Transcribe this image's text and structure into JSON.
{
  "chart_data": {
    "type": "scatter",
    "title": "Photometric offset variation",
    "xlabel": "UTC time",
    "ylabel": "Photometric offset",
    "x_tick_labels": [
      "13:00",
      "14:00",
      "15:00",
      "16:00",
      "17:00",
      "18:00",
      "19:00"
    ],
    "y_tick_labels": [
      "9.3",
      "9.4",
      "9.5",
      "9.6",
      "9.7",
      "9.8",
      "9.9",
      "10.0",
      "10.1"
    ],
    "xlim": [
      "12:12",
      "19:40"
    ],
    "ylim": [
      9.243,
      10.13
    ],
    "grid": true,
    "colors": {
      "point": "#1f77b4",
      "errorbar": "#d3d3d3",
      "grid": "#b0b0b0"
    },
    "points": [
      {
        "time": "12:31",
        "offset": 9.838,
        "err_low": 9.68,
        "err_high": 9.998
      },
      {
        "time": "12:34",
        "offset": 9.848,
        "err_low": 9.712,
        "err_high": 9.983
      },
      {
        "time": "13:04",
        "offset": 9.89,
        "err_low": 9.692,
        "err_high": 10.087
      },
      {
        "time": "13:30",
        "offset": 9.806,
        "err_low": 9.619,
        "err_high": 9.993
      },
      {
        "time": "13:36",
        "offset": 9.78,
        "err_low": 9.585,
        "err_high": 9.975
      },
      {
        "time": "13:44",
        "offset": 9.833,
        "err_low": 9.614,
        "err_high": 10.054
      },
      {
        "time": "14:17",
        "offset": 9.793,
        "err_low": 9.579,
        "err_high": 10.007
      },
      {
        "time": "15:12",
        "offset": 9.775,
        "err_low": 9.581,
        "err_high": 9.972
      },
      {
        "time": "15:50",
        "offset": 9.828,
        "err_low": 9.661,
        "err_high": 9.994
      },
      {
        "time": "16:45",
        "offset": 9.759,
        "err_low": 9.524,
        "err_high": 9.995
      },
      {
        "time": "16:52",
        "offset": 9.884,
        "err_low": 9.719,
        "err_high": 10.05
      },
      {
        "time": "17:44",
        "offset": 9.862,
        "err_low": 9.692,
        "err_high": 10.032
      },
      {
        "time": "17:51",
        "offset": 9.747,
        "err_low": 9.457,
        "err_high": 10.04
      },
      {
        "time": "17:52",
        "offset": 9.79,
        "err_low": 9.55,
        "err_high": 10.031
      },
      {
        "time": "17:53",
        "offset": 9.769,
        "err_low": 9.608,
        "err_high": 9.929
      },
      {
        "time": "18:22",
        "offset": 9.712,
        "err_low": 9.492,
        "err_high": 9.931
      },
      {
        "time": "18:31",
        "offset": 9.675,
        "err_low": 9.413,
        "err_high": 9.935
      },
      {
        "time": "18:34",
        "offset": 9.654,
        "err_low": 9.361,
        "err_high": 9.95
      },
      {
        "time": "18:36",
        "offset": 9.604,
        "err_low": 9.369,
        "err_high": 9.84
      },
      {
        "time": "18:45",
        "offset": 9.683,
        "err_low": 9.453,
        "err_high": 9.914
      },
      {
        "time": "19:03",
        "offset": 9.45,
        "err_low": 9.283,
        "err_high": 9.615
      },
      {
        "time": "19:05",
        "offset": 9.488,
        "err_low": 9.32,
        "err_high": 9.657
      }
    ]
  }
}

• [Problem requirements]
Which lines contain the word "Photometric"? Return each of them.

• [Solution to this exercise]
    "title": "Photometric offset variation",
    "ylabel": "Photometric offset",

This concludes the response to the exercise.